_EXERCISE BRIEF_. Every record below should be printed exactly as given.

_DATASET CONTENT_.

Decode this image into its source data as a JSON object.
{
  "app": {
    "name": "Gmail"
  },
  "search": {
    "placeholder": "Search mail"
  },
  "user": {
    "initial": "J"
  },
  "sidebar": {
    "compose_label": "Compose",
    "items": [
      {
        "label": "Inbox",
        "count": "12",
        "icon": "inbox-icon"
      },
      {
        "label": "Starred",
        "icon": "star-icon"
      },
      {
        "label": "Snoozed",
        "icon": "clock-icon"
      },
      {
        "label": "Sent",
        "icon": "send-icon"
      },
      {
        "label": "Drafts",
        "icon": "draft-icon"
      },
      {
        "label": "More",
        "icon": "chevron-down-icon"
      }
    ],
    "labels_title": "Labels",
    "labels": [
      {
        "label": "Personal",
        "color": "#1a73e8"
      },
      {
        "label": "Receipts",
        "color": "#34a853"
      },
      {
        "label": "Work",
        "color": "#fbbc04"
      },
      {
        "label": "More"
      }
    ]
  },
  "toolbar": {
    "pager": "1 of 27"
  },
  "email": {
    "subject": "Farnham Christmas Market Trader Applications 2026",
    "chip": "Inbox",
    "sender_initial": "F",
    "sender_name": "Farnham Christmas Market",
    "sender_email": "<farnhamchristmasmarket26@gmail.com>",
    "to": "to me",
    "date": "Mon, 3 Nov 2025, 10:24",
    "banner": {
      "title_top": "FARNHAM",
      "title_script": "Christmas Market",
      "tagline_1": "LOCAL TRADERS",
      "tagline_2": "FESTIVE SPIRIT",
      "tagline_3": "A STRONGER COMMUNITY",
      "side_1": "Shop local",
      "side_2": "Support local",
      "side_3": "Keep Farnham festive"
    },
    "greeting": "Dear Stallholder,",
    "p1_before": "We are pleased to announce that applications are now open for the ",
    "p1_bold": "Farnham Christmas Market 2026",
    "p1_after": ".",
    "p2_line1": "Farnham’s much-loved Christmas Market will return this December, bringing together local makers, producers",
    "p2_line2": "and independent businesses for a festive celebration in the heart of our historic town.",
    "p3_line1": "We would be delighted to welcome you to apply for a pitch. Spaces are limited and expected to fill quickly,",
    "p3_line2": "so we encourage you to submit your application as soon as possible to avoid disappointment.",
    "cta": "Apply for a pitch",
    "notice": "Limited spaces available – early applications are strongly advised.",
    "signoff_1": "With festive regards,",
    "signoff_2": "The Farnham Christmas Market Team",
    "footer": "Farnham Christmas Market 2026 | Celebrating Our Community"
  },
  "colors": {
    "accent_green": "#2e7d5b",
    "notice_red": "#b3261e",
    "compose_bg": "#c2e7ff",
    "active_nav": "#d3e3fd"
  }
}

_SOLUTION FOR THIS EXERCISE_.
Decode this image into its source data as a JSON object.
{
  "app": {
    "name": "Gmail"
  },
  "search": {
    "placeholder": "Search mail"
  },
  "user": {
    "initial": "J"
  },
  "sidebar": {
    "compose_label": "Compose",
    "items": [
      {
        "label": "Inbox",
        "count": "12",
        "icon": "inbox-icon"
      },
      {
        "label": "Starred",
        "icon": "star-icon"
      },
      {
        "label": "Snoozed",
        "icon": "clock-icon"
      },
      {
        "label": "Sent",
        "icon": "send-icon"
      },
      {
        "label": "Drafts",
        "icon": "draft-icon"
      },
      {
        "label": "More",
        "icon": "chevron-down-icon"
      }
    ],
    "labels_title": "Labels",
    "labels": [
      {
        "label": "Personal",
        "color": "#1a73e8"
      },
      {
        "label": "Receipts",
        "color": "#34a853"
      },
      {
        "label": "Work",
        "color": "#fbbc04"
      },
      {
        "label": "More"
      }
    ]
  },
  "toolbar": {
    "pager": "1 of 27"
  },
  "email": {
    "subject": "Farnham Christmas Market Trader Applications 2026",
    "chip": "Inbox",
    "sender_initial": "F",
    "sender_name": "Farnham Christmas Market",
    "sender_email": "<farnhamchristmasmarket26@gmail.com>",
    "to": "to me",
    "date": "Mon, 3 Nov 2025, 10:24",
    "banner": {
      "title_top": "FARNHAM",
      "title_script": "Christmas Market",
      "tagline_1": "LOCAL TRADERS",
      "tagline_2": "FESTIVE SPIRIT",
      "tagline_3": "A STRONGER COMMUNITY",
      "side_1": "Shop local",
      "side_2": "Support local",
      "side_3": "Keep Farnham festive"
    },
    "greeting": "Dear Stallholder,",
    "p1_before": "We are pleased to announce that applications are now open for the ",
    "p1_bold": "Farnham Christmas Market 2026",
    "p1_after": ".",
    "p2_line1": "Farnham’s much-loved Christmas Market will return this December, bringing together local makers, producers",
    "p2_line2": "and independent businesses for a festive celebration in the heart of our historic town.",
    "p3_line1": "We would be delighted to welcome you to apply for a pitch. Spaces are limited and expected to fill quickly,",
    "p3_line2": "so we encourage you to submit your application as soon as possible to avoid disappointment.",
    "cta": "Apply for a pitch",
    "notice": "Limited spaces available – early applications are strongly advised.",
    "signoff_1": "With festive regards,",
    "signoff_2": "The Farnham Christmas Market Team",
    "footer": "Farnham Christmas Market 2026 | Celebrating Our Community"
  },
  "colors": {
    "accent_green": "#2e7d5b",
    "notice_red": "#b3261e",
    "compose_bg": "#c2e7ff",
    "active_nav": "#d3e3fd"
  }
}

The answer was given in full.